THE PROBLEM: Would you write out the entries below, every one of them, exactly?

═══

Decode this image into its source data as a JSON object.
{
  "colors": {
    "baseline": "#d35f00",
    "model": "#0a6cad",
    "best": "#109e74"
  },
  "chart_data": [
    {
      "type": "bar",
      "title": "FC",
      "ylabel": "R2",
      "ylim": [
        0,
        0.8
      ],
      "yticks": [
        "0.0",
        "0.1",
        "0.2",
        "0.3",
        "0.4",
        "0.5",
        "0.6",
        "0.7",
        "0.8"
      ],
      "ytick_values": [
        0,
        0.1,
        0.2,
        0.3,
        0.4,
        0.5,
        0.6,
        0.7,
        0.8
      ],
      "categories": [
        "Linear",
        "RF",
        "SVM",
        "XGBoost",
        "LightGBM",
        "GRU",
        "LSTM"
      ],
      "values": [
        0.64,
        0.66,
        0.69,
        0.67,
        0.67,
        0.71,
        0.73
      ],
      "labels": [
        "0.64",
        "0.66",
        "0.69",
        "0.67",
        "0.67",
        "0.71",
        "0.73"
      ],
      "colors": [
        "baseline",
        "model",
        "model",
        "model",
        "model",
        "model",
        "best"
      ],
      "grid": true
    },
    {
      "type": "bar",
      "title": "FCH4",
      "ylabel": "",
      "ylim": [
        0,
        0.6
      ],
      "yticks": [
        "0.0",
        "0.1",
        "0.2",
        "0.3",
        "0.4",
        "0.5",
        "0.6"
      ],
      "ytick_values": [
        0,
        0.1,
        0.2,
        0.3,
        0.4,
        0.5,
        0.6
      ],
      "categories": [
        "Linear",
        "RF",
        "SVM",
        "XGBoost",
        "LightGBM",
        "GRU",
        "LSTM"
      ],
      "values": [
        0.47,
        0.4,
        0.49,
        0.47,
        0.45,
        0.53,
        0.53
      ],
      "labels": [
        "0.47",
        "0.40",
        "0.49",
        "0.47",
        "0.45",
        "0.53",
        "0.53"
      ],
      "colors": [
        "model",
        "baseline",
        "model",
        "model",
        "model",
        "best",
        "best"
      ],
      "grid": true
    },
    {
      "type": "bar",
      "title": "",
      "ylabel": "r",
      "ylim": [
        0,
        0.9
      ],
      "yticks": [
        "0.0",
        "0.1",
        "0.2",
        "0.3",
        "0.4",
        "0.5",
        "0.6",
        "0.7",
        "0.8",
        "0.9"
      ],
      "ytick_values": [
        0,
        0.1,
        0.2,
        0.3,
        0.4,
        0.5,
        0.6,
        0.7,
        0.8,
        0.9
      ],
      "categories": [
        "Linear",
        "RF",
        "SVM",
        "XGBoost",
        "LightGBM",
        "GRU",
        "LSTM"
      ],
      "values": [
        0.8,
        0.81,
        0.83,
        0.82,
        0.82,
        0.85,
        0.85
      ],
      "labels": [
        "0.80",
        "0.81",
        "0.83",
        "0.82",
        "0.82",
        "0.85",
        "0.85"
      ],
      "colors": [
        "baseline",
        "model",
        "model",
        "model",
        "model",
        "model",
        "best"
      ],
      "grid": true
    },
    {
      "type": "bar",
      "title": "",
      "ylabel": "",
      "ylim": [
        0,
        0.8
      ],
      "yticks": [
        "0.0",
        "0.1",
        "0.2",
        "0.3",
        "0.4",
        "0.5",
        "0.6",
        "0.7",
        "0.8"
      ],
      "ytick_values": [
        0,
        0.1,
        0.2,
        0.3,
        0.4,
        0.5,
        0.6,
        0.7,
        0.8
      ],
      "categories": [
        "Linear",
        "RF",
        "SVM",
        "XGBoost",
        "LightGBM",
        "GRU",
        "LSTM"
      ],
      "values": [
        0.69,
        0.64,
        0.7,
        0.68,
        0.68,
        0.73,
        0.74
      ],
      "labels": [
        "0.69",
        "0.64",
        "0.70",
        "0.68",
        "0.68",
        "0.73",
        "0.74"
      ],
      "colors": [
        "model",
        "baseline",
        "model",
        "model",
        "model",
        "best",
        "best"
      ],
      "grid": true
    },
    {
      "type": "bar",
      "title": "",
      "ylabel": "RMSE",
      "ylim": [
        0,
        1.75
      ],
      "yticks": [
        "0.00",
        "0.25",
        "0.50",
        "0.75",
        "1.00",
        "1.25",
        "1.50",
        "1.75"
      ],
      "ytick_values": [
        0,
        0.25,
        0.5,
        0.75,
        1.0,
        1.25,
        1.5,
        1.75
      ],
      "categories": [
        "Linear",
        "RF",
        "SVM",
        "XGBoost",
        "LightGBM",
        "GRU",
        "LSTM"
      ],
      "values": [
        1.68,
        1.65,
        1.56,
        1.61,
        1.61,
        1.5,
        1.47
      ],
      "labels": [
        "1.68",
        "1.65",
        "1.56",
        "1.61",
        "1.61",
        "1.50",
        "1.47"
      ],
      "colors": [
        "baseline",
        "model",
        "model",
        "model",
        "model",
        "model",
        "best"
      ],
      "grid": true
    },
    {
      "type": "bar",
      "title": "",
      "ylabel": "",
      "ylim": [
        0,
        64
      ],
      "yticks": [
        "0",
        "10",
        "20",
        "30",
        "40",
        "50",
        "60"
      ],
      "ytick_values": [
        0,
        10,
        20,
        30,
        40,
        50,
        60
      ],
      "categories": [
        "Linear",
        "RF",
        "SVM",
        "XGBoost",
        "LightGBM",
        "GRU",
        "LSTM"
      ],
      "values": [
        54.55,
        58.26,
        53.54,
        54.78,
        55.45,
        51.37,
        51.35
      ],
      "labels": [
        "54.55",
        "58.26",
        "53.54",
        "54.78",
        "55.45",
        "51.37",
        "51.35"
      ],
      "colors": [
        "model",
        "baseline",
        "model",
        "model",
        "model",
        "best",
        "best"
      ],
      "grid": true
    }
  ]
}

═══

EXERCISE SOLUTION:
Decode this image into its source data as a JSON object.
{
  "colors": {
    "baseline": "#d35f00",
    "model": "#0a6cad",
    "best": "#109e74"
  },
  "chart_data": [
    {
      "type": "bar",
      "title": "FC",
      "ylabel": "R2",
      "ylim": [
        0,
        0.8
      ],
      "yticks": [
        "0.0",
        "0.1",
        "0.2",
        "0.3",
        "0.4",
        "0.5",
        "0.6",
        "0.7",
        "0.8"
      ],
      "ytick_values": [
        0,
        0.1,
        0.2,
        0.3,
        0.4,
        0.5,
        0.6,
        0.7,
        0.8
      ],
      "categories": [
        "Linear",
        "RF",
        "SVM",
        "XGBoost",
        "LightGBM",
        "GRU",
        "LSTM"
      ],
      "values": [
        0.64,
        0.66,
        0.69,
        0.67,
        0.67,
        0.71,
        0.73
      ],
      "labels": [
        "0.64",
        "0.66",
        "0.69",
        "0.67",
        "0.67",
        "0.71",
        "0.73"
      ],
      "colors": [
        "baseline",
        "model",
        "model",
        "model",
        "model",
        "model",
        "best"
      ],
      "grid": true
    },
    {
      "type": "bar",
      "title": "FCH4",
      "ylabel": "",
      "ylim": [
        0,
        0.6
      ],
      "yticks": [
        "0.0",
        "0.1",
        "0.2",
        "0.3",
        "0.4",
        "0.5",
        "0.6"
      ],
      "ytick_values": [
        0,
        0.1,
        0.2,
        0.3,
        0.4,
        0.5,
        0.6
      ],
      "categories": [
        "Linear",
        "RF",
        "SVM",
        "XGBoost",
        "LightGBM",
        "GRU",
        "LSTM"
      ],
      "values": [
        0.47,
        0.4,
        0.49,
        0.47,
        0.45,
        0.53,
        0.53
      ],
      "labels": [
        "0.47",
        "0.40",
        "0.49",
        "0.47",
        "0.45",
        "0.53",
        "0.53"
      ],
      "colors": [
        "model",
        "baseline",
        "model",
        "model",
        "model",
        "best",
        "best"
      ],
      "grid": true
    },
    {
      "type": "bar",
      "title": "",
      "ylabel": "r",
      "ylim": [
        0,
        0.9
      ],
      "yticks": [
        "0.0",
        "0.1",
        "0.2",
        "0.3",
        "0.4",
        "0.5",
        "0.6",
        "0.7",
        "0.8",
        "0.9"
      ],
      "ytick_values": [
        0,
        0.1,
        0.2,
        0.3,
        0.4,
        0.5,
        0.6,
        0.7,
        0.8,
        0.9
      ],
      "categories": [
        "Linear",
        "RF",
        "SVM",
        "XGBoost",
        "LightGBM",
        "GRU",
        "LSTM"
      ],
      "values": [
        0.8,
        0.81,
        0.83,
        0.82,
        0.82,
        0.85,
        0.85
      ],
      "labels": [
        "0.80",
        "0.81",
        "0.83",
        "0.82",
        "0.82",
        "0.85",
        "0.85"
      ],
      "colors": [
        "baseline",
        "model",
        "model",
        "model",
        "model",
        "model",
        "best"
      ],
      "grid": true
    },
    {
      "type": "bar",
      "title": "",
      "ylabel": "",
      "ylim": [
        0,
        0.8
      ],
      "yticks": [
        "0.0",
        "0.1",
        "0.2",
        "0.3",
        "0.4",
        "0.5",
        "0.6",
        "0.7",
        "0.8"
      ],
      "ytick_values": [
        0,
        0.1,
        0.2,
        0.3,
        0.4,
        0.5,
        0.6,
        0.7,
        0.8
      ],
      "categories": [
        "Linear",
        "RF",
        "SVM",
        "XGBoost",
        "LightGBM",
        "GRU",
        "LSTM"
      ],
      "values": [
        0.69,
        0.64,
        0.7,
        0.68,
        0.68,
        0.73,
        0.74
      ],
      "labels": [
        "0.69",
        "0.64",
        "0.70",
        "0.68",
        "0.68",
        "0.73",
        "0.74"
      ],
      "colors": [
        "model",
        "baseline",
        "model",
        "model",
        "model",
        "best",
        "best"
      ],
      "grid": true
    },
    {
      "type": "bar",
      "title": "",
      "ylabel": "RMSE",
      "ylim": [
        0,
        1.75
      ],
      "yticks": [
        "0.00",
        "0.25",
        "0.50",
        "0.75",
        "1.00",
        "1.25",
        "1.50",
        "1.75"
      ],
      "ytick_values": [
        0,
        0.25,
        0.5,
        0.75,
        1.0,
        1.25,
        1.5,
        1.75
      ],
      "categories": [
        "Linear",
        "RF",
        "SVM",
        "XGBoost",
        "LightGBM",
        "GRU",
        "LSTM"
      ],
      "values": [
        1.68,
        1.65,
        1.56,
        1.61,
        1.61,
        1.5,
        1.47
      ],
      "labels": [
        "1.68",
        "1.65",
        "1.56",
        "1.61",
        "1.61",
        "1.50",
        "1.47"
      ],
      "colors": [
        "baseline",
        "model",
        "model",
        "model",
        "model",
        "model",
        "best"
      ],
      "grid": true
    },
    {
      "type": "bar",
      "title": "",
      "ylabel": "",
      "ylim": [
        0,
        64
      ],
      "yticks": [
        "0",
        "10",
        "20",
        "30",
        "40",
        "50",
        "60"
      ],
      "ytick_values": [
        0,
        10,
        20,
        30,
        40,
        50,
        60
      ],
      "categories": [
        "Linear",
        "RF",
        "SVM",
        "XGBoost",
        "LightGBM",
        "GRU",
        "LSTM"
      ],
      "values": [
        54.55,
        58.26,
        53.54,
        54.78,
        55.45,
        51.37,
        51.35
      ],
      "labels": [
        "54.55",
        "58.26",
        "53.54",
        "54.78",
        "55.45",
        "51.37",
        "51.35"
      ],
      "colors": [
        "model",
        "baseline",
        "model",
        "model",
        "model",
        "best",
        "best"
      ],
      "grid": true
    }
  ]
}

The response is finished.